**Work to complete:** Reproduce exactly the lines below, starting with the line that contains "OCR this image." and ending with the last line of the records, both included, and nothing else.

**Excerpted records:**
%%

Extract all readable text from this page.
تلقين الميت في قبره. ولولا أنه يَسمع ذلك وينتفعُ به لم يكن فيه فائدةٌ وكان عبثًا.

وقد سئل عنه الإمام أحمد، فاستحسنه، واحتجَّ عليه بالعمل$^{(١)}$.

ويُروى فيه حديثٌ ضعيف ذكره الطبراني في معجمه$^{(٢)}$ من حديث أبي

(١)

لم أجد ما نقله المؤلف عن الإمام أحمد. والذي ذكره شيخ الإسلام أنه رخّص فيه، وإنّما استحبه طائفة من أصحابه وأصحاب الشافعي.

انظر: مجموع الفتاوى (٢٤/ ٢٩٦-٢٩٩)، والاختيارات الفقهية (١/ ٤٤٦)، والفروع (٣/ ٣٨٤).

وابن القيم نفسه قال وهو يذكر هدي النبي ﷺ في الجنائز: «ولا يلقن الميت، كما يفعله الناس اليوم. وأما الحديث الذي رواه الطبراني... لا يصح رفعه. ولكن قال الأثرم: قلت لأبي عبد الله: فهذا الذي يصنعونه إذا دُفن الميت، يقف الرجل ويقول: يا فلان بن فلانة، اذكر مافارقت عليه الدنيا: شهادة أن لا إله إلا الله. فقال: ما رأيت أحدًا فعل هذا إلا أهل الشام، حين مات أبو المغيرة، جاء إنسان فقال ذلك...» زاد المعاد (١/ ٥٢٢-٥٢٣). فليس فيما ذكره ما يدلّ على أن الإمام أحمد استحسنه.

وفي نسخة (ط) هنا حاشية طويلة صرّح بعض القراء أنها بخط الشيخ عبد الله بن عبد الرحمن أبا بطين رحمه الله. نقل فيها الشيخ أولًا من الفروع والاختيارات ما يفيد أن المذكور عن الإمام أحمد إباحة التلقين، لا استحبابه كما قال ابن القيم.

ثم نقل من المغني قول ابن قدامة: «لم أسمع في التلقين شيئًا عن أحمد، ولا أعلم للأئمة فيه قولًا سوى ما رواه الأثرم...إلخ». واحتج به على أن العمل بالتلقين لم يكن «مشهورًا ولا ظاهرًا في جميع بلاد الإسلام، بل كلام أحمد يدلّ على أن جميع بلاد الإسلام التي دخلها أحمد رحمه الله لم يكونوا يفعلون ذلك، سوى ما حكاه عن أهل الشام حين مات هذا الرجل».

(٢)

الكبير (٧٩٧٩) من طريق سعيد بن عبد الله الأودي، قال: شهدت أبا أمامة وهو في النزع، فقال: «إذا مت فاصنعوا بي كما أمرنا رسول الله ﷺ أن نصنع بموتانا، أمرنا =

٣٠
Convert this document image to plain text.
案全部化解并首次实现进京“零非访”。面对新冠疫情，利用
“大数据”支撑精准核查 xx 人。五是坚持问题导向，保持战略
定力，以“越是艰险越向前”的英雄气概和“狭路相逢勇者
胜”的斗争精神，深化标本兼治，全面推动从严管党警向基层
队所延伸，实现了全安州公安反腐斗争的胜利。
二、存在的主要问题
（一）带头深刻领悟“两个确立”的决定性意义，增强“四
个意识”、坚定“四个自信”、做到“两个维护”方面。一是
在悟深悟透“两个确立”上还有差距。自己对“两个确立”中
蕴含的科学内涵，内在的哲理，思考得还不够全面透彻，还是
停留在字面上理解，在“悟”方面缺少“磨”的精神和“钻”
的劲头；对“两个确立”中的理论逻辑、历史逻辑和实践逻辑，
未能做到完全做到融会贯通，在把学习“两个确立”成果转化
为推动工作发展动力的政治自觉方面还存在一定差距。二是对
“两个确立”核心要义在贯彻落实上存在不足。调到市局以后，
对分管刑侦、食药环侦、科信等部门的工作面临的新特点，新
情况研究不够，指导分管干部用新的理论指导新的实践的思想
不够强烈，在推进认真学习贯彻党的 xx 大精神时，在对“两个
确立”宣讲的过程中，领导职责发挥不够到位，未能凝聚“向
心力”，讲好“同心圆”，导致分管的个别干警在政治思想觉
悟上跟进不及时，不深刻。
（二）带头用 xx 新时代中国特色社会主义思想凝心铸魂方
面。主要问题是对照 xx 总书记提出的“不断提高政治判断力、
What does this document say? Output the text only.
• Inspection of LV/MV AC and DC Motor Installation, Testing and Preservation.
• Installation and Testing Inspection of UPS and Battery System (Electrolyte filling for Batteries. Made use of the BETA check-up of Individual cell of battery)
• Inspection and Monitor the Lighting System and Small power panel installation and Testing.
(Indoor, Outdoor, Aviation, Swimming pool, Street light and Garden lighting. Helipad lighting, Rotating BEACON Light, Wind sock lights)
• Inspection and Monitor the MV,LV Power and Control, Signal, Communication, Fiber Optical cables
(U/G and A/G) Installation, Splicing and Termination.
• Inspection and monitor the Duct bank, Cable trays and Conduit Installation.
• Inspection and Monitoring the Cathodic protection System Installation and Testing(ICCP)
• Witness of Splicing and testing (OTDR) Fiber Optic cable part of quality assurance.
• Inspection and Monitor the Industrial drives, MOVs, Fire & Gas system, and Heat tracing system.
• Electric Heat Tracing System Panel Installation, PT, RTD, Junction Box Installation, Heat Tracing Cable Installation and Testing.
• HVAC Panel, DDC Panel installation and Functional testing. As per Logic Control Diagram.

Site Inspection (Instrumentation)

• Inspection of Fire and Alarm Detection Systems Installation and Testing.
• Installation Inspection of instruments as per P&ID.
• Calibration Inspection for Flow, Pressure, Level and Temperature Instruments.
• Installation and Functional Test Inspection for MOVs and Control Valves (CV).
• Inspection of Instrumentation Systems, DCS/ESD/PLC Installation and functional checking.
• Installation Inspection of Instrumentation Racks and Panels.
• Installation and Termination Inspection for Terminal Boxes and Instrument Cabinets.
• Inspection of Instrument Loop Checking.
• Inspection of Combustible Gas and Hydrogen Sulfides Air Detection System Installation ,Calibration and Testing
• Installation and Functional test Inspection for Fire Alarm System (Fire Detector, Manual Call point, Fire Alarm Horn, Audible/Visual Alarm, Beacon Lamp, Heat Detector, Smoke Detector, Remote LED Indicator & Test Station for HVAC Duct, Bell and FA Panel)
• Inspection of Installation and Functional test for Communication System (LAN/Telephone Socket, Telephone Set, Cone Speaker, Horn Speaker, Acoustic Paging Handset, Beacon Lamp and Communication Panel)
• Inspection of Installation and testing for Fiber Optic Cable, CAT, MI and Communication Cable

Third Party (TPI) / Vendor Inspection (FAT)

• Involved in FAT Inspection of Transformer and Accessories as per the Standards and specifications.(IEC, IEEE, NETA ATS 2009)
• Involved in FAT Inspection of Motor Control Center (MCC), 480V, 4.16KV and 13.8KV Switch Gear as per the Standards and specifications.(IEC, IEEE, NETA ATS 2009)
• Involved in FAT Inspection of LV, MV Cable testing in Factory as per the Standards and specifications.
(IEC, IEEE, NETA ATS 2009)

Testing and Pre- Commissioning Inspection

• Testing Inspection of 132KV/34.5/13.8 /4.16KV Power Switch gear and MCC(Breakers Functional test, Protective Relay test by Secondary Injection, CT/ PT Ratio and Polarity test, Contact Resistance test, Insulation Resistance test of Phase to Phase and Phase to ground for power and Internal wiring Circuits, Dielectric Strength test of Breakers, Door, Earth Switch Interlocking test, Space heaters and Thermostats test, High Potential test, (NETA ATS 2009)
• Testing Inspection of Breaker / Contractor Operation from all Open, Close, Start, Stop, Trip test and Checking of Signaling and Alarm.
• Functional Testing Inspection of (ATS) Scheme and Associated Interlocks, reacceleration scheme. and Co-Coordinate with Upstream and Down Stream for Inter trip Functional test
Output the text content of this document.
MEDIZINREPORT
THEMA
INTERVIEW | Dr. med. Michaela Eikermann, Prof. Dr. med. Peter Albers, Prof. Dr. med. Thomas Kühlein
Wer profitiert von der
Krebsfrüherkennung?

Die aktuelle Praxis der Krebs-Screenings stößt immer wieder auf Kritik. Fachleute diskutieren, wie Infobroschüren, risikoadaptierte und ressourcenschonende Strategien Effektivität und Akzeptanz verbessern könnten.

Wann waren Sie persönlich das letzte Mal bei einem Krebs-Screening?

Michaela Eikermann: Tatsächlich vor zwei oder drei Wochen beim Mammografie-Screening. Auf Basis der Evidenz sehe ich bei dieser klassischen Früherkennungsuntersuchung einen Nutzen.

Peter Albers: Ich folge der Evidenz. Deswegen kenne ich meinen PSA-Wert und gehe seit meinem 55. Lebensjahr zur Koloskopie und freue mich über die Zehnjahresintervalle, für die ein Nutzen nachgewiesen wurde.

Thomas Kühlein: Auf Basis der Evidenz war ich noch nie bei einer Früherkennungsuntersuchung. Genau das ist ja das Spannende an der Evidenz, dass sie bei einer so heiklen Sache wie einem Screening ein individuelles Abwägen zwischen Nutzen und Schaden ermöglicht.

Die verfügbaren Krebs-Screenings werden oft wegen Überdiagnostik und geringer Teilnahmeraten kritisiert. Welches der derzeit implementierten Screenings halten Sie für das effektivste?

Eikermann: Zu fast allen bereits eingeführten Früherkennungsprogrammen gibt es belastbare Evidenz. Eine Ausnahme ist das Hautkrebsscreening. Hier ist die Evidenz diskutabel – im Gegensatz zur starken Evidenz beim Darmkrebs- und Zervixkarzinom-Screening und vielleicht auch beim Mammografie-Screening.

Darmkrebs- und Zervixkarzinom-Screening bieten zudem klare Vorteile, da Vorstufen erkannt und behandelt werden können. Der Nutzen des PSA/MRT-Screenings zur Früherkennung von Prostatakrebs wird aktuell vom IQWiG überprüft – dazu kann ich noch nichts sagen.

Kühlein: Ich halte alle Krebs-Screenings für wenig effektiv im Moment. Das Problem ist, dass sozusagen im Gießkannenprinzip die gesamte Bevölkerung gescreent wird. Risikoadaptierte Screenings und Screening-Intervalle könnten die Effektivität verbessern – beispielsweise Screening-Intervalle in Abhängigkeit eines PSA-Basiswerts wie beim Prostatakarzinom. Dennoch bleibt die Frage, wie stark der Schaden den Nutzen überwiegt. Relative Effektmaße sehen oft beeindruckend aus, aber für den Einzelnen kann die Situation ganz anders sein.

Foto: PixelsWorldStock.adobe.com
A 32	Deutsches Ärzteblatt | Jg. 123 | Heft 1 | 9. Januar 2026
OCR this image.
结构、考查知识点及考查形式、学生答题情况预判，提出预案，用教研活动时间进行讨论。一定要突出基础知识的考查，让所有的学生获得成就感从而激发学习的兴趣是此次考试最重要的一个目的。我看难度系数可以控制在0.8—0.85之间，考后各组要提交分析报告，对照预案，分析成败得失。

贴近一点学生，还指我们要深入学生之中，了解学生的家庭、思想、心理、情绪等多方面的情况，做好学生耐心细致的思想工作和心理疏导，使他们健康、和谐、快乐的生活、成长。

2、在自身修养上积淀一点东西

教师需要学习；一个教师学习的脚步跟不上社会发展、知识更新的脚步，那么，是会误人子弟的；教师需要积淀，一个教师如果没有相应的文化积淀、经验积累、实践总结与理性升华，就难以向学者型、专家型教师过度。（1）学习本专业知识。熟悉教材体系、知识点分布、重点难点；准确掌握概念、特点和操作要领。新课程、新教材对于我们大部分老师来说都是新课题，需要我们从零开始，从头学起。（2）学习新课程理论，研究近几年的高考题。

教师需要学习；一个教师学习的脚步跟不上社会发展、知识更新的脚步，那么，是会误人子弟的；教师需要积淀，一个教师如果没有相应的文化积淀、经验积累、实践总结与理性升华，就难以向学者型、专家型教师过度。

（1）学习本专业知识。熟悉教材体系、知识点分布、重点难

%%

**Exercise response:**
OCR this image.
结构、考查知识点及考查形式、学生答题情况预判，提出预案，用教研活动时间进行讨论。一定要突出基础知识的考查，让所有的学生获得成就感从而激发学习的兴趣是此次考试最重要的一个目的。我看难度系数可以控制在0.8—0.85之间，考后各组要提交分析报告，对照预案，分析成败得失。

贴近一点学生，还指我们要深入学生之中，了解学生的家庭、思想、心理、情绪等多方面的情况，做好学生耐心细致的思想工作和心理疏导，使他们健康、和谐、快乐的生活、成长。

2、在自身修养上积淀一点东西

教师需要学习；一个教师学习的脚步跟不上社会发展、知识更新的脚步，那么，是会误人子弟的；教师需要积淀，一个教师如果没有相应的文化积淀、经验积累、实践总结与理性升华，就难以向学者型、专家型教师过度。（1）学习本专业知识。熟悉教材体系、知识点分布、重点难点；准确掌握概念、特点和操作要领。新课程、新教材对于我们大部分老师来说都是新课题，需要我们从零开始，从头学起。（2）学习新课程理论，研究近几年的高考题。

教师需要学习；一个教师学习的脚步跟不上社会发展、知识更新的脚步，那么，是会误人子弟的；教师需要积淀，一个教师如果没有相应的文化积淀、经验积累、实践总结与理性升华，就难以向学者型、专家型教师过度。

（1）学习本专业知识。熟悉教材体系、知识点分布、重点难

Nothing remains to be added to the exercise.